Work to complete: Quote all of the data below exactly, please.

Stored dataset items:
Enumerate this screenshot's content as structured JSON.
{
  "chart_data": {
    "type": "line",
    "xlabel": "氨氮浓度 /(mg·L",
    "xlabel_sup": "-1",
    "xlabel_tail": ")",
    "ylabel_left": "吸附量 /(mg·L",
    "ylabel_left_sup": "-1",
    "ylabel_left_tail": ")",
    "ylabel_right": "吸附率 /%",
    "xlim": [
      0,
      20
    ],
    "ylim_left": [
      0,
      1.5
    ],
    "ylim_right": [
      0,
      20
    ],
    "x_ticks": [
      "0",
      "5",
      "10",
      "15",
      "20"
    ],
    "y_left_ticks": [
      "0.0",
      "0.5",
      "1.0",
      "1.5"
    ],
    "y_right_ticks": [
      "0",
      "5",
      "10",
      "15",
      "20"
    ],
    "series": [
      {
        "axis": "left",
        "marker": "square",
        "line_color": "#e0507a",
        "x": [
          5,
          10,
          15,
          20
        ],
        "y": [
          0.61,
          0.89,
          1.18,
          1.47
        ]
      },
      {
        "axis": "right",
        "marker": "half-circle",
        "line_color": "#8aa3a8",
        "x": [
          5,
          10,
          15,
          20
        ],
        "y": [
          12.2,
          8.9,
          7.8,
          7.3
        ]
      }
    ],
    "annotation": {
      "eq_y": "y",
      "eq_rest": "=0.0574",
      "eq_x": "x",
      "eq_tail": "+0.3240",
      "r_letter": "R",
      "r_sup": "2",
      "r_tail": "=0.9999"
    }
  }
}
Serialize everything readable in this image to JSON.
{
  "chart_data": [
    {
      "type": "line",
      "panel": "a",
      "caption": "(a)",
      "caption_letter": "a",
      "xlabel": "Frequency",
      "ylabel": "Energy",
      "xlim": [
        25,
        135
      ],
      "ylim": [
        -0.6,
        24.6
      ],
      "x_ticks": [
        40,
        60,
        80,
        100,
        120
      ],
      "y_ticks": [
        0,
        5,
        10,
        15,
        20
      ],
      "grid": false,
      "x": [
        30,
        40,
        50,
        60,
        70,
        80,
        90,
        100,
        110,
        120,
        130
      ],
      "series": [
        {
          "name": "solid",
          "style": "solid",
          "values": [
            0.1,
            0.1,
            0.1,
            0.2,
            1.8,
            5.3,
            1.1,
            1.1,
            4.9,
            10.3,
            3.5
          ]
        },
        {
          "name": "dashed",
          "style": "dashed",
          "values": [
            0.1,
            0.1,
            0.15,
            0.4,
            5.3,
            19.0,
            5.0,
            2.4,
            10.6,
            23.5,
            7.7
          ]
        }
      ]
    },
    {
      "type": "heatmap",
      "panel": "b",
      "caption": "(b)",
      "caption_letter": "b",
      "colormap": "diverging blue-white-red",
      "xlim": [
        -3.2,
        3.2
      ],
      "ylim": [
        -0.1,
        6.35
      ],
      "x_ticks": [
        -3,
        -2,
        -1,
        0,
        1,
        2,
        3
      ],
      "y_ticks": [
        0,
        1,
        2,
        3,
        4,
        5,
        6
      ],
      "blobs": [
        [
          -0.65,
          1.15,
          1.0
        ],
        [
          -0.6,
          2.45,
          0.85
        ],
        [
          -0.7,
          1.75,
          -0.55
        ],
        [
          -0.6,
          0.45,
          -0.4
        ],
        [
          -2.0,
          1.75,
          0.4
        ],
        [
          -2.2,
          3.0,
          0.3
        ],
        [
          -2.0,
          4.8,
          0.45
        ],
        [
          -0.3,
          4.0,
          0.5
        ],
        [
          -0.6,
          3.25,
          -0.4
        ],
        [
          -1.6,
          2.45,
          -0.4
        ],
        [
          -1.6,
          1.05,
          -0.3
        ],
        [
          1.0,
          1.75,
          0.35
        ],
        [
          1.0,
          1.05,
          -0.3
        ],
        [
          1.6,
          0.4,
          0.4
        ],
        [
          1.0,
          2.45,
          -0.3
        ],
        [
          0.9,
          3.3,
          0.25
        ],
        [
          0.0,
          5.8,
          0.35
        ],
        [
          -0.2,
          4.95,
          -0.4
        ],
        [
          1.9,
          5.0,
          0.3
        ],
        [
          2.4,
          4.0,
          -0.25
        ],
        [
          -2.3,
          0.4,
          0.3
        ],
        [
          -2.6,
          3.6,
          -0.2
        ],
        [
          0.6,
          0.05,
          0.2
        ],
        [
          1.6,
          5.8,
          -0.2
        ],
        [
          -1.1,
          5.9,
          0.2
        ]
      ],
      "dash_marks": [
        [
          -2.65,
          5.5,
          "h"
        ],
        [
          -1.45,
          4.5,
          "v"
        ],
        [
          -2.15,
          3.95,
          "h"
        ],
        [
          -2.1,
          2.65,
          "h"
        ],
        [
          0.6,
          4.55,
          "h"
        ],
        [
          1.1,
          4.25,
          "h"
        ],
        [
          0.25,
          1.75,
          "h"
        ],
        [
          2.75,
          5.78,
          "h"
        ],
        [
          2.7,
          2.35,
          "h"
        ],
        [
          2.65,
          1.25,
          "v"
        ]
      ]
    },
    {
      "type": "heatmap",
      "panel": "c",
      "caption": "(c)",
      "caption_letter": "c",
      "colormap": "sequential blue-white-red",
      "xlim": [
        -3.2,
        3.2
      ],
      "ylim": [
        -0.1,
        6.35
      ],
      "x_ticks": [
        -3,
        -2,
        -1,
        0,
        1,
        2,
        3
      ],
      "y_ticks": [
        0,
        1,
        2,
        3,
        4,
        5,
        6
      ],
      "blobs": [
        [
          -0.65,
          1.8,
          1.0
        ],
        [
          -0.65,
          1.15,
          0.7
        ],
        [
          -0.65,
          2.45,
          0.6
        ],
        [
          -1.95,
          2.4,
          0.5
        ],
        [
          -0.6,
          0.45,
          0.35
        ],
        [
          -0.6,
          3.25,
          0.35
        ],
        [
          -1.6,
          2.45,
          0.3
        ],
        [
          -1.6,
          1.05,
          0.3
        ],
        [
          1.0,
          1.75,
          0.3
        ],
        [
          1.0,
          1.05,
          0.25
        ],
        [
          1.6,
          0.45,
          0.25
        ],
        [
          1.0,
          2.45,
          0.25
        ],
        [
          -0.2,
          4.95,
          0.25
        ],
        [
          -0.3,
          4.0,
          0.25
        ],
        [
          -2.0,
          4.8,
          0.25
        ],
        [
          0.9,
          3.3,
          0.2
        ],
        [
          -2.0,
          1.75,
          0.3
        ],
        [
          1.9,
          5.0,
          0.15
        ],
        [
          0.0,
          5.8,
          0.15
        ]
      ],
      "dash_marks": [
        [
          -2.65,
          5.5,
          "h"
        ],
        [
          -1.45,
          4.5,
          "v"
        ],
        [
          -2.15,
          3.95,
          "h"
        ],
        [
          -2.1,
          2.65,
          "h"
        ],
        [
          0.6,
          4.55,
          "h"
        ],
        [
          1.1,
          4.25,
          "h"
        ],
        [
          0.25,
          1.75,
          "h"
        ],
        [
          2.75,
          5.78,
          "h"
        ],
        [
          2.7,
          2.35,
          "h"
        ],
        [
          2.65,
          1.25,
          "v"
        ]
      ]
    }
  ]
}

Response to this exercise:
Enumerate this screenshot's content as structured JSON.
{
  "chart_data": {
    "type": "line",
    "xlabel": "氨氮浓度 /(mg·L",
    "xlabel_sup": "-1",
    "xlabel_tail": ")",
    "ylabel_left": "吸附量 /(mg·L",
    "ylabel_left_sup": "-1",
    "ylabel_left_tail": ")",
    "ylabel_right": "吸附率 /%",
    "xlim": [
      0,
      20
    ],
    "ylim_left": [
      0,
      1.5
    ],
    "ylim_right": [
      0,
      20
    ],
    "x_ticks": [
      "0",
      "5",
      "10",
      "15",
      "20"
    ],
    "y_left_ticks": [
      "0.0",
      "0.5",
      "1.0",
      "1.5"
    ],
    "y_right_ticks": [
      "0",
      "5",
      "10",
      "15",
      "20"
    ],
    "series": [
      {
        "axis": "left",
        "marker": "square",
        "line_color": "#e0507a",
        "x": [
          5,
          10,
          15,
          20
        ],
        "y": [
          0.61,
          0.89,
          1.18,
          1.47
        ]
      },
      {
        "axis": "right",
        "marker": "half-circle",
        "line_color": "#8aa3a8",
        "x": [
          5,
          10,
          15,
          20
        ],
        "y": [
          12.2,
          8.9,
          7.8,
          7.3
        ]
      }
    ],
    "annotation": {
      "eq_y": "y",
      "eq_rest": "=0.0574",
      "eq_x": "x",
      "eq_tail": "+0.3240",
      "r_letter": "R",
      "r_sup": "2",
      "r_tail": "=0.9999"
    }
  }
}
Serialize everything readable in this image to JSON.
{
  "chart_data": [
    {
      "type": "line",
      "panel": "a",
      "caption": "(a)",
      "caption_letter": "a",
      "xlabel": "Frequency",
      "ylabel": "Energy",
      "xlim": [
        25,
        135
      ],
      "ylim": [
        -0.6,
        24.6
      ],
      "x_ticks": [
        40,
        60,
        80,
        100,
        120
      ],
      "y_ticks": [
        0,
        5,
        10,
        15,
        20
      ],
      "grid": false,
      "x": [
        30,
        40,
        50,
        60,
        70,
        80,
        90,
        100,
        110,
        120,
        130
      ],
      "series": [
        {
          "name": "solid",
          "style": "solid",
          "values": [
            0.1,
            0.1,
            0.1,
            0.2,
            1.8,
            5.3,
            1.1,
            1.1,
            4.9,
            10.3,
            3.5
          ]
        },
        {
          "name": "dashed",
          "style": "dashed",
          "values": [
            0.1,
            0.1,
            0.15,
            0.4,
            5.3,
            19.0,
            5.0,
            2.4,
            10.6,
            23.5,
            7.7
          ]
        }
      ]
    },
    {
      "type": "heatmap",
      "panel": "b",
      "caption": "(b)",
      "caption_letter": "b",
      "colormap": "diverging blue-white-red",
      "xlim": [
        -3.2,
        3.2
      ],
      "ylim": [
        -0.1,
        6.35
      ],
      "x_ticks": [
        -3,
        -2,
        -1,
        0,
        1,
        2,
        3
      ],
      "y_ticks": [
        0,
        1,
        2,
        3,
        4,
        5,
        6
      ],
      "blobs": [
        [
          -0.65,
          1.15,
          1.0
        ],
        [
          -0.6,
          2.45,
          0.85
        ],
        [
          -0.7,
          1.75,
          -0.55
        ],
        [
          -0.6,
          0.45,
          -0.4
        ],
        [
          -2.0,
          1.75,
          0.4
        ],
        [
          -2.2,
          3.0,
          0.3
        ],
        [
          -2.0,
          4.8,
          0.45
        ],
        [
          -0.3,
          4.0,
          0.5
        ],
        [
          -0.6,
          3.25,
          -0.4
        ],
        [
          -1.6,
          2.45,
          -0.4
        ],
        [
          -1.6,
          1.05,
          -0.3
        ],
        [
          1.0,
          1.75,
          0.35
        ],
        [
          1.0,
          1.05,
          -0.3
        ],
        [
          1.6,
          0.4,
          0.4
        ],
        [
          1.0,
          2.45,
          -0.3
        ],
        [
          0.9,
          3.3,
          0.25
        ],
        [
          0.0,
          5.8,
          0.35
        ],
        [
          -0.2,
          4.95,
          -0.4
        ],
        [
          1.9,
          5.0,
          0.3
        ],
        [
          2.4,
          4.0,
          -0.25
        ],
        [
          -2.3,
          0.4,
          0.3
        ],
        [
          -2.6,
          3.6,
          -0.2
        ],
        [
          0.6,
          0.05,
          0.2
        ],
        [
          1.6,
          5.8,
          -0.2
        ],
        [
          -1.1,
          5.9,
          0.2
        ]
      ],
      "dash_marks": [
        [
          -2.65,
          5.5,
          "h"
        ],
        [
          -1.45,
          4.5,
          "v"
        ],
        [
          -2.15,
          3.95,
          "h"
        ],
        [
          -2.1,
          2.65,
          "h"
        ],
        [
          0.6,
          4.55,
          "h"
        ],
        [
          1.1,
          4.25,
          "h"
        ],
        [
          0.25,
          1.75,
          "h"
        ],
        [
          2.75,
          5.78,
          "h"
        ],
        [
          2.7,
          2.35,
          "h"
        ],
        [
          2.65,
          1.25,
          "v"
        ]
      ]
    },
    {
      "type": "heatmap",
      "panel": "c",
      "caption": "(c)",
      "caption_letter": "c",
      "colormap": "sequential blue-white-red",
      "xlim": [
        -3.2,
        3.2
      ],
      "ylim": [
        -0.1,
        6.35
      ],
      "x_ticks": [
        -3,
        -2,
        -1,
        0,
        1,
        2,
        3
      ],
      "y_ticks": [
        0,
        1,
        2,
        3,
        4,
        5,
        6
      ],
      "blobs": [
        [
          -0.65,
          1.8,
          1.0
        ],
        [
          -0.65,
          1.15,
          0.7
        ],
        [
          -0.65,
          2.45,
          0.6
        ],
        [
          -1.95,
          2.4,
          0.5
        ],
        [
          -0.6,
          0.45,
          0.35
        ],
        [
          -0.6,
          3.25,
          0.35
        ],
        [
          -1.6,
          2.45,
          0.3
        ],
        [
          -1.6,
          1.05,
          0.3
        ],
        [
          1.0,
          1.75,
          0.3
        ],
        [
          1.0,
          1.05,
          0.25
        ],
        [
          1.6,
          0.45,
          0.25
        ],
        [
          1.0,
          2.45,
          0.25
        ],
        [
          -0.2,
          4.95,
          0.25
        ],
        [
          -0.3,
          4.0,
          0.25
        ],
        [
          -2.0,
          4.8,
          0.25
        ],
        [
          0.9,
          3.3,
          0.2
        ],
        [
          -2.0,
          1.75,
          0.3
        ],
        [
          1.9,
          5.0,
          0.15
        ],
        [
          0.0,
          5.8,
          0.15
        ]
      ],
      "dash_marks": [
        [
          -2.65,
          5.5,
          "h"
        ],
        [
          -1.45,
          4.5,
          "v"
        ],
        [
          -2.15,
          3.95,
          "h"
        ],
        [
          -2.1,
          2.65,
          "h"
        ],
        [
          0.6,
          4.55,
          "h"
        ],
        [
          1.1,
          4.25,
          "h"
        ],
        [
          0.25,
          1.75,
          "h"
        ],
        [
          2.75,
          5.78,
          "h"
        ],
        [
          2.7,
          2.35,
          "h"
        ],
        [
          2.65,
          1.25,
          "v"
        ]
      ]
    }
  ]
}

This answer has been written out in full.